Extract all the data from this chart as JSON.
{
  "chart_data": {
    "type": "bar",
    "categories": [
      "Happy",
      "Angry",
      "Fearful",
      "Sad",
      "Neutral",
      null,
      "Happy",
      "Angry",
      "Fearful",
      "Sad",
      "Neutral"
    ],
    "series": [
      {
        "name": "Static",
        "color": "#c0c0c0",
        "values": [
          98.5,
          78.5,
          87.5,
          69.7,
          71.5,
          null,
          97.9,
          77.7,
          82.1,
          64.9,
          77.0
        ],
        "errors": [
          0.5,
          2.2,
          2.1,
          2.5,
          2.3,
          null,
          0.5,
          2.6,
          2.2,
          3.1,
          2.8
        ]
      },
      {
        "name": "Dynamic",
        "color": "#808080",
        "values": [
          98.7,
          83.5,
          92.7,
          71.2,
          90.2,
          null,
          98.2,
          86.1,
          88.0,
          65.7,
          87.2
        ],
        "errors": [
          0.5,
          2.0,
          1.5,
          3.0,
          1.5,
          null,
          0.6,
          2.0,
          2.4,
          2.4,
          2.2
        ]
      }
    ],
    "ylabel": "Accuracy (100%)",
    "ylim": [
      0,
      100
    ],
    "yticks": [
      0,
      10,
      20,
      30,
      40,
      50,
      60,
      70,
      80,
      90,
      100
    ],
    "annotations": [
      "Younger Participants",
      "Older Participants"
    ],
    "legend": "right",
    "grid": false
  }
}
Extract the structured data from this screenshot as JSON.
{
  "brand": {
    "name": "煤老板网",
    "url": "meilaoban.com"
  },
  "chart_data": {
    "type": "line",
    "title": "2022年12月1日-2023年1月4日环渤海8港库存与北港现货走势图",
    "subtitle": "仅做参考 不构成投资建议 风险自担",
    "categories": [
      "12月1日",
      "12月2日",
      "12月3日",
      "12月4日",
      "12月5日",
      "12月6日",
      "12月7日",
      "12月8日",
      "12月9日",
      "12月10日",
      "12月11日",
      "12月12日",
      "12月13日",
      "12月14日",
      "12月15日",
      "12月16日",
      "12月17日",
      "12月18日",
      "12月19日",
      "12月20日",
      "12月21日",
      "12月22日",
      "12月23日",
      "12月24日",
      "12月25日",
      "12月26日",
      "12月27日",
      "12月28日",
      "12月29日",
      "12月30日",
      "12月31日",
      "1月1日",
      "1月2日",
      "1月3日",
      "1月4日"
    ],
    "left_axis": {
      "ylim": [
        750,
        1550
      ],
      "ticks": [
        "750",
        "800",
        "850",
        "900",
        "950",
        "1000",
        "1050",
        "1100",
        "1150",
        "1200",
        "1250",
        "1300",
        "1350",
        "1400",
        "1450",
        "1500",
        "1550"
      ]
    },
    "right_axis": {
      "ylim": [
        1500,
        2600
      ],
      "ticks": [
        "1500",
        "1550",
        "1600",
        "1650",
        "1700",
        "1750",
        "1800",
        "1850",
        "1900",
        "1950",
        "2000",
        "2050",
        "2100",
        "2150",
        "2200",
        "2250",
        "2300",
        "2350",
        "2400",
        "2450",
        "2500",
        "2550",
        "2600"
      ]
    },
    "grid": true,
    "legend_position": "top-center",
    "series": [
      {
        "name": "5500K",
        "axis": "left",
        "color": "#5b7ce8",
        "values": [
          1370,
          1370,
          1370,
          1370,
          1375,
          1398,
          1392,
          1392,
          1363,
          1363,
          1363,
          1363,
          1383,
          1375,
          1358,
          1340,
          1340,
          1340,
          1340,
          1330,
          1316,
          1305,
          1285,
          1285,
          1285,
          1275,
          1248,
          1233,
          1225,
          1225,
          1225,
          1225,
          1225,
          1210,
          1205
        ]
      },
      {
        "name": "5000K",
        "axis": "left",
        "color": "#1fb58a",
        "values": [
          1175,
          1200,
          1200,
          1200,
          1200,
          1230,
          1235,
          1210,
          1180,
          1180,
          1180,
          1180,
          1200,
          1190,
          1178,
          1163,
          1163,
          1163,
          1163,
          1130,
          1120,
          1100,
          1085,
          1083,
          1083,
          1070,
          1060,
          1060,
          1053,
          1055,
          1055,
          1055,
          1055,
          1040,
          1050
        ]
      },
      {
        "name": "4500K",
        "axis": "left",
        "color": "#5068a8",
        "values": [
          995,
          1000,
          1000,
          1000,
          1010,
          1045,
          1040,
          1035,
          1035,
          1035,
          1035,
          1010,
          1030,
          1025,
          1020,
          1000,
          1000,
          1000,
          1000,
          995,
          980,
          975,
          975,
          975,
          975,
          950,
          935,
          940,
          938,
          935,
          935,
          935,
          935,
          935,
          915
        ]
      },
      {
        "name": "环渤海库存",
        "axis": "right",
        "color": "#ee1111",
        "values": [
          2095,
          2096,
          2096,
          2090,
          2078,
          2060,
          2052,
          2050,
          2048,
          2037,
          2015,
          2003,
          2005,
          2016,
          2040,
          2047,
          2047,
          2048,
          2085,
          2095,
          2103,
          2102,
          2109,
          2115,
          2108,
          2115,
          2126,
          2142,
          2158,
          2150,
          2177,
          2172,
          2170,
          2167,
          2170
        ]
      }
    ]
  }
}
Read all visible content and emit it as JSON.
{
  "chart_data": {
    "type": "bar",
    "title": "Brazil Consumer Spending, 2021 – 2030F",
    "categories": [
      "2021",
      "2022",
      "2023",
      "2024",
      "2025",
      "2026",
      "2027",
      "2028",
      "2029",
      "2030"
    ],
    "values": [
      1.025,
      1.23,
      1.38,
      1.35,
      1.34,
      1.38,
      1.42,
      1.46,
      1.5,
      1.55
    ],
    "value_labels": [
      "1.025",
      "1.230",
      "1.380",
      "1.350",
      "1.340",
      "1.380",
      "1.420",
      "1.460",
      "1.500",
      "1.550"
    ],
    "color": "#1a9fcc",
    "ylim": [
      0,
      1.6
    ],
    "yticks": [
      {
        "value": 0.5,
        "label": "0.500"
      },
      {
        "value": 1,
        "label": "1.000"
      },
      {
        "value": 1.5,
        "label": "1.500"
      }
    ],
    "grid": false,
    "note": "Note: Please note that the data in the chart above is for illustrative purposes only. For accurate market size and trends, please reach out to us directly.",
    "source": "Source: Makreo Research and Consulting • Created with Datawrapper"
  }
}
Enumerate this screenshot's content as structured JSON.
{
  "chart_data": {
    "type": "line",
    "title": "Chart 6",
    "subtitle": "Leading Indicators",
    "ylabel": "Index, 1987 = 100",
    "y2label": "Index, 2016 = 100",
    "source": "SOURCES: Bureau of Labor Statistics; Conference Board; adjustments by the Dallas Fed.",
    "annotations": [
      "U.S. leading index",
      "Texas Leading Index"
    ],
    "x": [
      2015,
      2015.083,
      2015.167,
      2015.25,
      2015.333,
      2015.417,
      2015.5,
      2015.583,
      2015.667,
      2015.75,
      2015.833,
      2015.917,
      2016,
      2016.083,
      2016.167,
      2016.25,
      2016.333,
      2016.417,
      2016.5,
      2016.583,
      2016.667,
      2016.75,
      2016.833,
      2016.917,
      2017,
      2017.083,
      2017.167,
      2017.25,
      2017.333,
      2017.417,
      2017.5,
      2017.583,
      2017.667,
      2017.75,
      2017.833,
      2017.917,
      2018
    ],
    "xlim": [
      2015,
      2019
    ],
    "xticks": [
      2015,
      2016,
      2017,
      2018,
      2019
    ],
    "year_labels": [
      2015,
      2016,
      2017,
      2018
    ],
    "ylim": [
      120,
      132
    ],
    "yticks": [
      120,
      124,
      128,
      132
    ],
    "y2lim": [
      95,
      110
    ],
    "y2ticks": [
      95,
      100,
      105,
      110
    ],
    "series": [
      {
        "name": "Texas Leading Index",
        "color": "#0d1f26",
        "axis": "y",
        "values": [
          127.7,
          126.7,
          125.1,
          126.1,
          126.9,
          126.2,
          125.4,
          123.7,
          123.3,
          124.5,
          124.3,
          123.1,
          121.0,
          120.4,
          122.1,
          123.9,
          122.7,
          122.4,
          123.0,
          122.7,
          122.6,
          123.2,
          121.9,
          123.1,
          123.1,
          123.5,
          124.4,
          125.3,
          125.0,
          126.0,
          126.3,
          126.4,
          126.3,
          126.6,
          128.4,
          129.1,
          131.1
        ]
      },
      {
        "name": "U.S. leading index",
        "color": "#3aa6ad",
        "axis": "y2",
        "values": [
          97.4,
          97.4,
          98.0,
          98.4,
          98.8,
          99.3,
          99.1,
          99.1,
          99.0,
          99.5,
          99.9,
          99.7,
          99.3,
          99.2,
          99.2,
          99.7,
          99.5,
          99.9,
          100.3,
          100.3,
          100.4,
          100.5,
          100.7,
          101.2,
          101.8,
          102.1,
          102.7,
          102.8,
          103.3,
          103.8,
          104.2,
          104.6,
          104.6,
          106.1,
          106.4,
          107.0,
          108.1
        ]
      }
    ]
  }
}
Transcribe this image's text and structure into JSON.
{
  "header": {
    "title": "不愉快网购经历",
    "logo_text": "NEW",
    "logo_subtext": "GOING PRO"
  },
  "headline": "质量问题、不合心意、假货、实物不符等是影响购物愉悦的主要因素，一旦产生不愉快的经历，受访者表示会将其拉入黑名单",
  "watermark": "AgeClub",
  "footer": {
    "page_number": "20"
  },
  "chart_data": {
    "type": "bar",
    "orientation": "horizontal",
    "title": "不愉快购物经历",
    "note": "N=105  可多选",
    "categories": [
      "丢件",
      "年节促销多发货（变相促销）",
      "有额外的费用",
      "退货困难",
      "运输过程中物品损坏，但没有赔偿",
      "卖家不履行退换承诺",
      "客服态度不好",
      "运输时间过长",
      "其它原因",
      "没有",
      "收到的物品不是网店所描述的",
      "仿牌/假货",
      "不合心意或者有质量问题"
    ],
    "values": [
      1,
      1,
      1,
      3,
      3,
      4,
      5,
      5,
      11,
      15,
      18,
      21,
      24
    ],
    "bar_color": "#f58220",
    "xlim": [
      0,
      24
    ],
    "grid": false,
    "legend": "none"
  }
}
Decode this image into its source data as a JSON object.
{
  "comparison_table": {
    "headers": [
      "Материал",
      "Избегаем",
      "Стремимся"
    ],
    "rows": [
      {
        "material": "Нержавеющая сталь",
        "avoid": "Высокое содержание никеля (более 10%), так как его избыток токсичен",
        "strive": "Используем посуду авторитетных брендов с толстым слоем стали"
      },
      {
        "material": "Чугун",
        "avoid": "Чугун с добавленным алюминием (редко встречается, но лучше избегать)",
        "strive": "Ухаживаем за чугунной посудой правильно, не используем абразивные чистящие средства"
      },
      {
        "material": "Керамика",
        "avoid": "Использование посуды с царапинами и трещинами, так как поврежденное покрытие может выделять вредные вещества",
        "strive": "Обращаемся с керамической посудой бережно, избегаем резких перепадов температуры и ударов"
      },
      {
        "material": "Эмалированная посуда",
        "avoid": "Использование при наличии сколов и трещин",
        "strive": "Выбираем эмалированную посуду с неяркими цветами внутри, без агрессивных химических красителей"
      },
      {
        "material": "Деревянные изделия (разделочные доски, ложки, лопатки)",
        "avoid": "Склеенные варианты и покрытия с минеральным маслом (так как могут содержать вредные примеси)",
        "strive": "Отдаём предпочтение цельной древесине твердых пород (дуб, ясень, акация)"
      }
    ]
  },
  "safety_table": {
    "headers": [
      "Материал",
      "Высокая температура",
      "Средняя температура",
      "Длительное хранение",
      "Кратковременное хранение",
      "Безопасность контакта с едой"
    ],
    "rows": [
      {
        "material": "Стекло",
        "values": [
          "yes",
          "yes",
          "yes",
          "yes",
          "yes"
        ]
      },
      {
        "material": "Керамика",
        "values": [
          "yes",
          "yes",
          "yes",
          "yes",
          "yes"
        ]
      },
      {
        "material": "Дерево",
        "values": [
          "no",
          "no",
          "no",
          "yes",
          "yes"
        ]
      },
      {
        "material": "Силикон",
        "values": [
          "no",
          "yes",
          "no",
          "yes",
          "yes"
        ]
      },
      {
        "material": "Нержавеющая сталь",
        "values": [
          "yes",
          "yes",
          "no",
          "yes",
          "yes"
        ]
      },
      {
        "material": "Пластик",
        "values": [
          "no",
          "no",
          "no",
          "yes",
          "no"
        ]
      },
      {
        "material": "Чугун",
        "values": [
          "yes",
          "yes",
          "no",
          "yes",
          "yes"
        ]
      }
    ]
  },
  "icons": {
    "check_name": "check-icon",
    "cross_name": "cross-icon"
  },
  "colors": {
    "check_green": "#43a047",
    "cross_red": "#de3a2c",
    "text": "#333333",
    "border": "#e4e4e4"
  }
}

What to do » Pick out the lines that include the word "Texas" and write them out.

Output »
      "Texas Leading Index"
        "name": "Texas Leading Index",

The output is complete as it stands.